- **Instructions to follow**
In this exercise, reproduce all the entries that follow exactly.

- **Data for this exercise**

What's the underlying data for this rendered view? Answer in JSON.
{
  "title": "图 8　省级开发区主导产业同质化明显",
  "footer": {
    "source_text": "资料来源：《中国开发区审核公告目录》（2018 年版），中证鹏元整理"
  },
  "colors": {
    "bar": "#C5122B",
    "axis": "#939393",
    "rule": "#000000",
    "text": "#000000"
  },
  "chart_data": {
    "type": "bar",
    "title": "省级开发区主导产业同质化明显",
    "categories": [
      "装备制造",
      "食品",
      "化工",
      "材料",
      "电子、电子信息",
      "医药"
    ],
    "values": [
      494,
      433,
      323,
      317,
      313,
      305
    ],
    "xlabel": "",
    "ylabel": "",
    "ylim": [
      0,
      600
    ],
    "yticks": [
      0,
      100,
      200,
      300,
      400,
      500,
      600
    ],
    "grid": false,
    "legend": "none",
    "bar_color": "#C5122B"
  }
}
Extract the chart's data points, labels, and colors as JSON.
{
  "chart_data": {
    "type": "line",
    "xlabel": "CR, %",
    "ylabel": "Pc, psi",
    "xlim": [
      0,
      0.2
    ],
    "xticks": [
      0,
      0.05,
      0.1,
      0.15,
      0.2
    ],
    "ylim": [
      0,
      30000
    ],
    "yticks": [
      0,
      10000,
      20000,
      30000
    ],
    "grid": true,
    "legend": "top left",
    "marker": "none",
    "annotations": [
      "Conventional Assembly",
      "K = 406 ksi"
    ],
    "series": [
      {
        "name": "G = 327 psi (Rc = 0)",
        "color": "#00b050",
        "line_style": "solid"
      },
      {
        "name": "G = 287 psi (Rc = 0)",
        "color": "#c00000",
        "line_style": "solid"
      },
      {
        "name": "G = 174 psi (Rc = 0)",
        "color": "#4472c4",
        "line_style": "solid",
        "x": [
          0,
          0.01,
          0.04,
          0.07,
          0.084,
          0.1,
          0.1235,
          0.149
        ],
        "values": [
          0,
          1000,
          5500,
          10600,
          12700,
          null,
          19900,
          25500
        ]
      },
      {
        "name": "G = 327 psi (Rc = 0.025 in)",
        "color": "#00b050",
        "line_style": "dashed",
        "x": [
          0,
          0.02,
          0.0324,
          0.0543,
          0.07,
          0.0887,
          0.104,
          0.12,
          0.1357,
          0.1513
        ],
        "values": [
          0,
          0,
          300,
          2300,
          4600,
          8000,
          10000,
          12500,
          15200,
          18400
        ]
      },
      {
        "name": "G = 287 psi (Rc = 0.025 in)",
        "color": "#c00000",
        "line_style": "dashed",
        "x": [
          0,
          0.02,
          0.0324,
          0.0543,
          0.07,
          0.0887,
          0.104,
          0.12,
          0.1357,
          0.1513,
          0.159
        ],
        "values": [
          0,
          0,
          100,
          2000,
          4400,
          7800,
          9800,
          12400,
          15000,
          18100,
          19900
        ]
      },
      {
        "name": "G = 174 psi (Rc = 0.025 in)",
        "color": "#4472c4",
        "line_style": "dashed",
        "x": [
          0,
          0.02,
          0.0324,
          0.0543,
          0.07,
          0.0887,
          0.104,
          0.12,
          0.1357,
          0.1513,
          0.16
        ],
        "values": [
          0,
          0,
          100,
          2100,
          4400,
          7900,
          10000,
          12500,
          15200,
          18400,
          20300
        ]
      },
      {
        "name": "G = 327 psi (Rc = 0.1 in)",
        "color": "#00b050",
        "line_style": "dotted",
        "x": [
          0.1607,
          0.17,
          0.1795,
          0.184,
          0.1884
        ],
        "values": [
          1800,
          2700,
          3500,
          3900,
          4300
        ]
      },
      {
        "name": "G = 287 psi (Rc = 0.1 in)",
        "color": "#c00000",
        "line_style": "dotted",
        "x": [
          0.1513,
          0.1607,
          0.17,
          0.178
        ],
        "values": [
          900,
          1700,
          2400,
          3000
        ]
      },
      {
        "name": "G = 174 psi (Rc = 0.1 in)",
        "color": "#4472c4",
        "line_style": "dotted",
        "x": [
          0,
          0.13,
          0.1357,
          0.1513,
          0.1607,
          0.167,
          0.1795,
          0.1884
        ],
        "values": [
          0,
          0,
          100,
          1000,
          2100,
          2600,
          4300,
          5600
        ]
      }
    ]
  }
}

- **Exercise answer**
What's the underlying data for this rendered view? Answer in JSON.
{
  "title": "图 8　省级开发区主导产业同质化明显",
  "footer": {
    "source_text": "资料来源：《中国开发区审核公告目录》（2018 年版），中证鹏元整理"
  },
  "colors": {
    "bar": "#C5122B",
    "axis": "#939393",
    "rule": "#000000",
    "text": "#000000"
  },
  "chart_data": {
    "type": "bar",
    "title": "省级开发区主导产业同质化明显",
    "categories": [
      "装备制造",
      "食品",
      "化工",
      "材料",
      "电子、电子信息",
      "医药"
    ],
    "values": [
      494,
      433,
      323,
      317,
      313,
      305
    ],
    "xlabel": "",
    "ylabel": "",
    "ylim": [
      0,
      600
    ],
    "yticks": [
      0,
      100,
      200,
      300,
      400,
      500,
      600
    ],
    "grid": false,
    "legend": "none",
    "bar_color": "#C5122B"
  }
}
Extract the chart's data points, labels, and colors as JSON.
{
  "chart_data": {
    "type": "line",
    "xlabel": "CR, %",
    "ylabel": "Pc, psi",
    "xlim": [
      0,
      0.2
    ],
    "xticks": [
      0,
      0.05,
      0.1,
      0.15,
      0.2
    ],
    "ylim": [
      0,
      30000
    ],
    "yticks": [
      0,
      10000,
      20000,
      30000
    ],
    "grid": true,
    "legend": "top left",
    "marker": "none",
    "annotations": [
      "Conventional Assembly",
      "K = 406 ksi"
    ],
    "series": [
      {
        "name": "G = 327 psi (Rc = 0)",
        "color": "#00b050",
        "line_style": "solid"
      },
      {
        "name": "G = 287 psi (Rc = 0)",
        "color": "#c00000",
        "line_style": "solid"
      },
      {
        "name": "G = 174 psi (Rc = 0)",
        "color": "#4472c4",
        "line_style": "solid",
        "x": [
          0,
          0.01,
          0.04,
          0.07,
          0.084,
          0.1,
          0.1235,
          0.149
        ],
        "values": [
          0,
          1000,
          5500,
          10600,
          12700,
          null,
          19900,
          25500
        ]
      },
      {
        "name": "G = 327 psi (Rc = 0.025 in)",
        "color": "#00b050",
        "line_style": "dashed",
        "x": [
          0,
          0.02,
          0.0324,
          0.0543,
          0.07,
          0.0887,
          0.104,
          0.12,
          0.1357,
          0.1513
        ],
        "values": [
          0,
          0,
          300,
          2300,
          4600,
          8000,
          10000,
          12500,
          15200,
          18400
        ]
      },
      {
        "name": "G = 287 psi (Rc = 0.025 in)",
        "color": "#c00000",
        "line_style": "dashed",
        "x": [
          0,
          0.02,
          0.0324,
          0.0543,
          0.07,
          0.0887,
          0.104,
          0.12,
          0.1357,
          0.1513,
          0.159
        ],
        "values": [
          0,
          0,
          100,
          2000,
          4400,
          7800,
          9800,
          12400,
          15000,
          18100,
          19900
        ]
      },
      {
        "name": "G = 174 psi (Rc = 0.025 in)",
        "color": "#4472c4",
        "line_style": "dashed",
        "x": [
          0,
          0.02,
          0.0324,
          0.0543,
          0.07,
          0.0887,
          0.104,
          0.12,
          0.1357,
          0.1513,
          0.16
        ],
        "values": [
          0,
          0,
          100,
          2100,
          4400,
          7900,
          10000,
          12500,
          15200,
          18400,
          20300
        ]
      },
      {
        "name": "G = 327 psi (Rc = 0.1 in)",
        "color": "#00b050",
        "line_style": "dotted",
        "x": [
          0.1607,
          0.17,
          0.1795,
          0.184,
          0.1884
        ],
        "values": [
          1800,
          2700,
          3500,
          3900,
          4300
        ]
      },
      {
        "name": "G = 287 psi (Rc = 0.1 in)",
        "color": "#c00000",
        "line_style": "dotted",
        "x": [
          0.1513,
          0.1607,
          0.17,
          0.178
        ],
        "values": [
          900,
          1700,
          2400,
          3000
        ]
      },
      {
        "name": "G = 174 psi (Rc = 0.1 in)",
        "color": "#4472c4",
        "line_style": "dotted",
        "x": [
          0,
          0.13,
          0.1357,
          0.1513,
          0.1607,
          0.167,
          0.1795,
          0.1884
        ],
        "values": [
          0,
          0,
          100,
          1000,
          2100,
          2600,
          4300,
          5600
        ]
      }
    ]
  }
}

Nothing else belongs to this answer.